**Problem details**
Please give the listing again in its entirety, exactly as written.

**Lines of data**
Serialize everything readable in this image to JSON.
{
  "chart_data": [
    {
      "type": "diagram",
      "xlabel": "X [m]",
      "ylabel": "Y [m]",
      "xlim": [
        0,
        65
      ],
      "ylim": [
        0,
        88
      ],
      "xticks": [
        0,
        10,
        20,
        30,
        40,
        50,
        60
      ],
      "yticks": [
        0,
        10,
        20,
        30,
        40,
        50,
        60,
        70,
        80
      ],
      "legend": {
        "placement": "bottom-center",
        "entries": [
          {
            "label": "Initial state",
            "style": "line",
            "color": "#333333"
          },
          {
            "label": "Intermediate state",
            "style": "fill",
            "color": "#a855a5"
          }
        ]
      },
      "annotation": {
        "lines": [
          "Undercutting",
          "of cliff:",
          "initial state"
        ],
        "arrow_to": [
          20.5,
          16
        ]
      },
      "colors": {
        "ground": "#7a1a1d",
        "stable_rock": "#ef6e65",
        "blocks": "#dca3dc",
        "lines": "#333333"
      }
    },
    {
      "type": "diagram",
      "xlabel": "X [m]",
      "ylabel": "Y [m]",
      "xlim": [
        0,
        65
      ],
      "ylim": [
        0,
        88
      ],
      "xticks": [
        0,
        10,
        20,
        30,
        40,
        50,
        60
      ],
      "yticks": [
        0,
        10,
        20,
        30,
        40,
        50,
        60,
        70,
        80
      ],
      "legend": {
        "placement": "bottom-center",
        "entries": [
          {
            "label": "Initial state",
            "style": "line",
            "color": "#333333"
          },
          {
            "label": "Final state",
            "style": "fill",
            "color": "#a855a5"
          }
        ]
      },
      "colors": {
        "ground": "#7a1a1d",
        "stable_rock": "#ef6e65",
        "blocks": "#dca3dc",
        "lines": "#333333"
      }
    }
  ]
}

**Solution to this exercise**
Serialize everything readable in this image to JSON.
{
  "chart_data": [
    {
      "type": "diagram",
      "xlabel": "X [m]",
      "ylabel": "Y [m]",
      "xlim": [
        0,
        65
      ],
      "ylim": [
        0,
        88
      ],
      "xticks": [
        0,
        10,
        20,
        30,
        40,
        50,
        60
      ],
      "yticks": [
        0,
        10,
        20,
        30,
        40,
        50,
        60,
        70,
        80
      ],
      "legend": {
        "placement": "bottom-center",
        "entries": [
          {
            "label": "Initial state",
            "style": "line",
            "color": "#333333"
          },
          {
            "label": "Intermediate state",
            "style": "fill",
            "color": "#a855a5"
          }
        ]
      },
      "annotation": {
        "lines": [
          "Undercutting",
          "of cliff:",
          "initial state"
        ],
        "arrow_to": [
          20.5,
          16
        ]
      },
      "colors": {
        "ground": "#7a1a1d",
        "stable_rock": "#ef6e65",
        "blocks": "#dca3dc",
        "lines": "#333333"
      }
    },
    {
      "type": "diagram",
      "xlabel": "X [m]",
      "ylabel": "Y [m]",
      "xlim": [
        0,
        65
      ],
      "ylim": [
        0,
        88
      ],
      "xticks": [
        0,
        10,
        20,
        30,
        40,
        50,
        60
      ],
      "yticks": [
        0,
        10,
        20,
        30,
        40,
        50,
        60,
        70,
        80
      ],
      "legend": {
        "placement": "bottom-center",
        "entries": [
          {
            "label": "Initial state",
            "style": "line",
            "color": "#333333"
          },
          {
            "label": "Final state",
            "style": "fill",
            "color": "#a855a5"
          }
        ]
      },
      "colors": {
        "ground": "#7a1a1d",
        "stable_rock": "#ef6e65",
        "blocks": "#dca3dc",
        "lines": "#333333"
      }
    }
  ]
}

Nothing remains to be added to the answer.